Count up the lines in the following listing that hold the word "电磁兼容", then give only that count.

■ ■ ■ ■ ■ ■ ■

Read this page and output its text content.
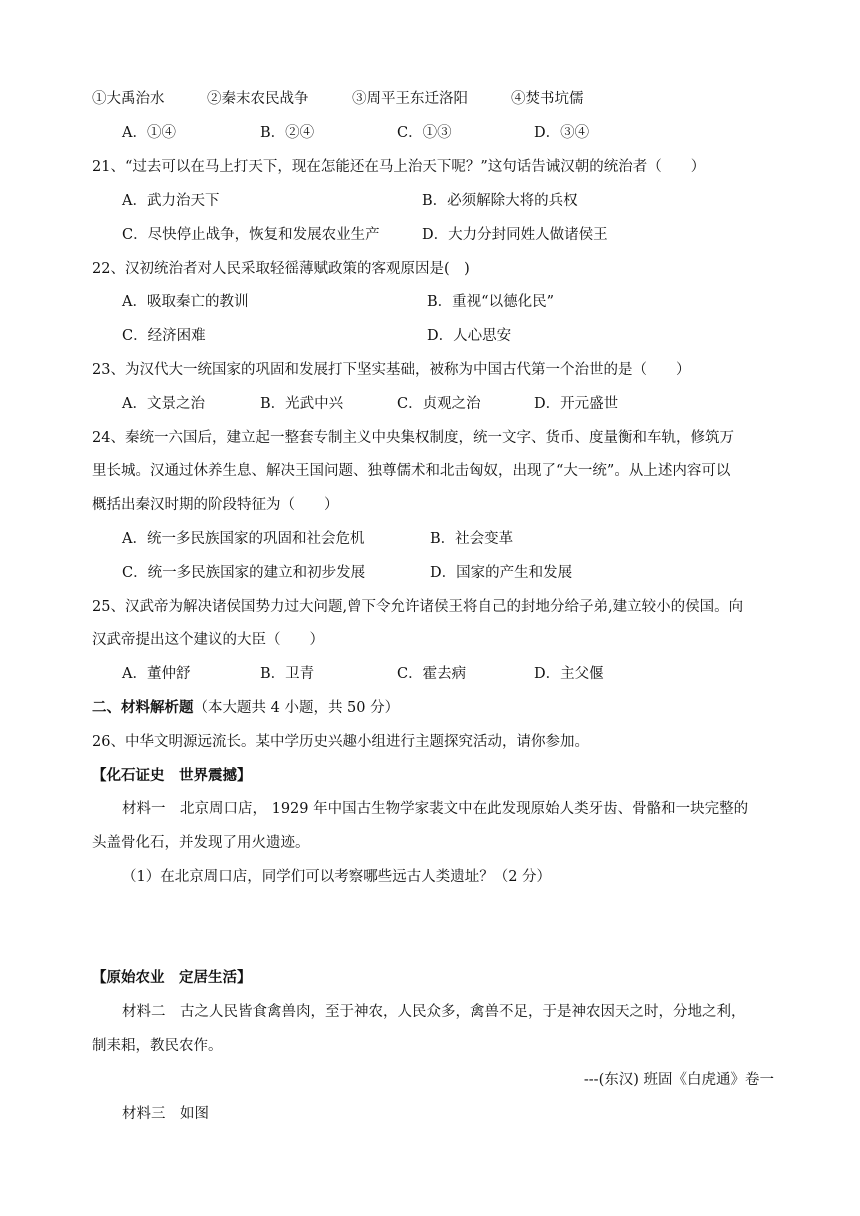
①大禹治水	②秦末农民战争	③周平王东迁洛阳	④焚书坑儒
A．①④	B．②④	C．①③	D．③④
21、“过去可以在马上打天下，现在怎能还在马上治天下呢？”这句话告诫汉朝的统治者（　　）
A．武力治天下	B．必须解除大将的兵权
C．尽快停止战争，恢复和发展农业生产	D．大力分封同姓人做诸侯王
22、汉初统治者对人民采取轻徭薄赋政策的客观原因是(　)
A．吸取秦亡的教训	B．重视“以德化民”
C．经济困难	D．人心思安
23、为汉代大一统国家的巩固和发展打下坚实基础，被称为中国古代第一个治世的是（　　）
A．文景之治	B．光武中兴	C．贞观之治	D．开元盛世
24、秦统一六国后，建立起一整套专制主义中央集权制度，统一文字、货币、度量衡和车轨，修筑万
里长城。汉通过休养生息、解决王国问题、独尊儒术和北击匈奴，出现了“大一统”。从上述内容可以
概括出秦汉时期的阶段特征为（　　）
A．统一多民族国家的巩固和社会危机	B．社会变革
C．统一多民族国家的建立和初步发展	D．国家的产生和发展
25、汉武帝为解决诸侯国势力过大问题,曾下令允许诸侯王将自己的封地分给子弟,建立较小的侯国。向
汉武帝提出这个建议的大臣（　　）
A．董仲舒	B．卫青	C．霍去病	D．主父偃
二、材料解析题（本大题共 4 小题，共 50 分）
26、中华文明源远流长。某中学历史兴趣小组进行主题探究活动，请你参加。
【化石证史　世界震撼】
材料一　北京周口店， 1929 年中国古生物学家裴文中在此发现原始人类牙齿、骨骼和一块完整的
头盖骨化石，并发现了用火遗迹。
（1）在北京周口店，同学们可以考察哪些远古人类遗址？（2 分）
【原始农业　定居生活】
材料二　古之人民皆食禽兽肉，至于神农，人民众多，禽兽不足，于是神农因天之时，分地之利，
制耒耜，教民农作。
---(东汉) 班固《白虎通》卷一
材料三　如图
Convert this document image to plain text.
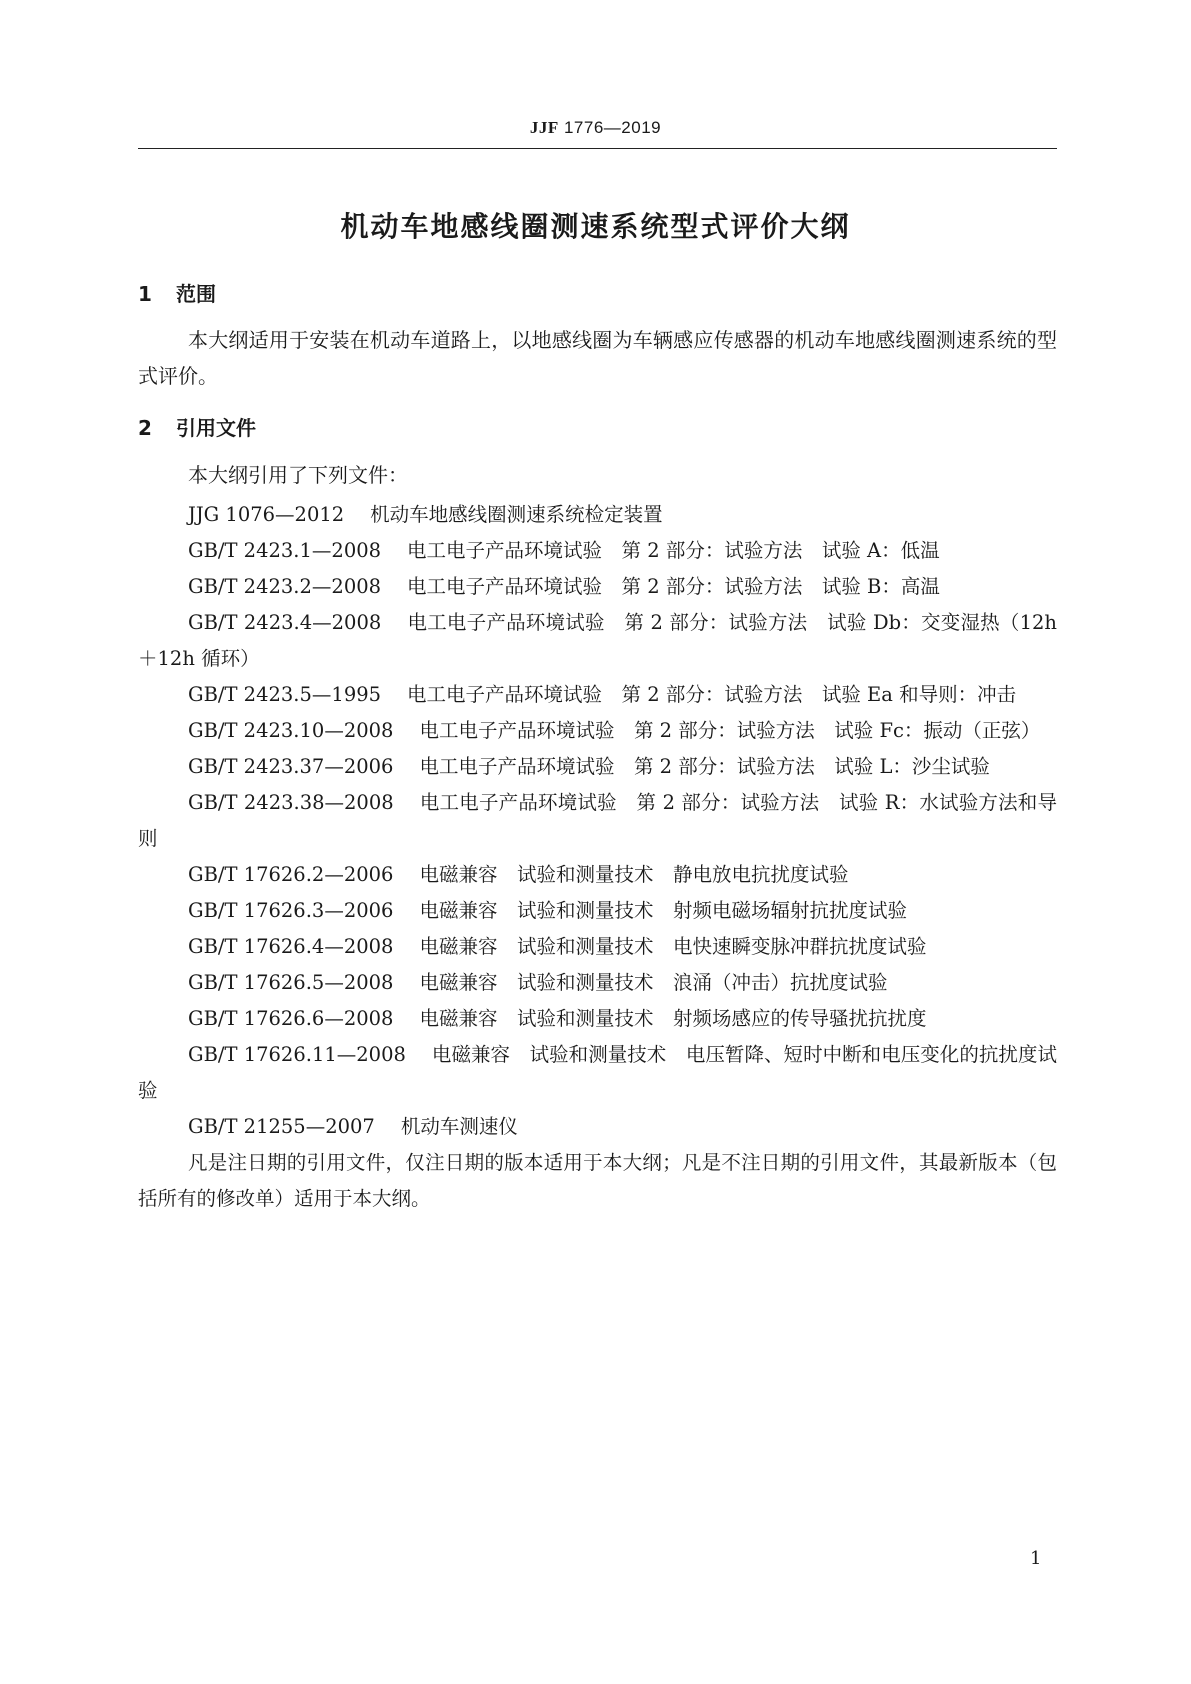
JJF 1776—2019
机动车地感线圈测速系统型式评价大纲
1 范围

本大纲适用于安装在机动车道路上，以地感线圈为车辆感应传感器的机动车地感线圈测速系统的型式评价。

2 引用文件

本大纲引用了下列文件：

JJG 1076—2012 机动车地感线圈测速系统检定装置
GB/T 2423.1—2008 电工电子产品环境试验　第 2 部分：试验方法　试验 A：低温
GB/T 2423.2—2008 电工电子产品环境试验　第 2 部分：试验方法　试验 B：高温
GB/T 2423.4—2008 电工电子产品环境试验　第 2 部分：试验方法　试验 Db：交变湿热（12h＋12h 循环）
GB/T 2423.5—1995 电工电子产品环境试验　第 2 部分：试验方法　试验 Ea 和导则：冲击
GB/T 2423.10—2008 电工电子产品环境试验　第 2 部分：试验方法　试验 Fc：振动（正弦）
GB/T 2423.37—2006 电工电子产品环境试验　第 2 部分：试验方法　试验 L：沙尘试验
GB/T 2423.38—2008 电工电子产品环境试验　第 2 部分：试验方法　试验 R：水试验方法和导则
GB/T 17626.2—2006 电磁兼容　试验和测量技术　静电放电抗扰度试验
GB/T 17626.3—2006 电磁兼容　试验和测量技术　射频电磁场辐射抗扰度试验
GB/T 17626.4—2008 电磁兼容　试验和测量技术　电快速瞬变脉冲群抗扰度试验
GB/T 17626.5—2008 电磁兼容　试验和测量技术　浪涌（冲击）抗扰度试验
GB/T 17626.6—2008 电磁兼容　试验和测量技术　射频场感应的传导骚扰抗扰度
GB/T 17626.11—2008 电磁兼容　试验和测量技术　电压暂降、短时中断和电压变化的抗扰度试验
GB/T 21255—2007 机动车测速仪
凡是注日期的引用文件，仅注日期的版本适用于本大纲；凡是不注日期的引用文件，其最新版本（包括所有的修改单）适用于本大纲。
1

■ ■ ■ ■ ■ ■ ■

■ **Correct result**
6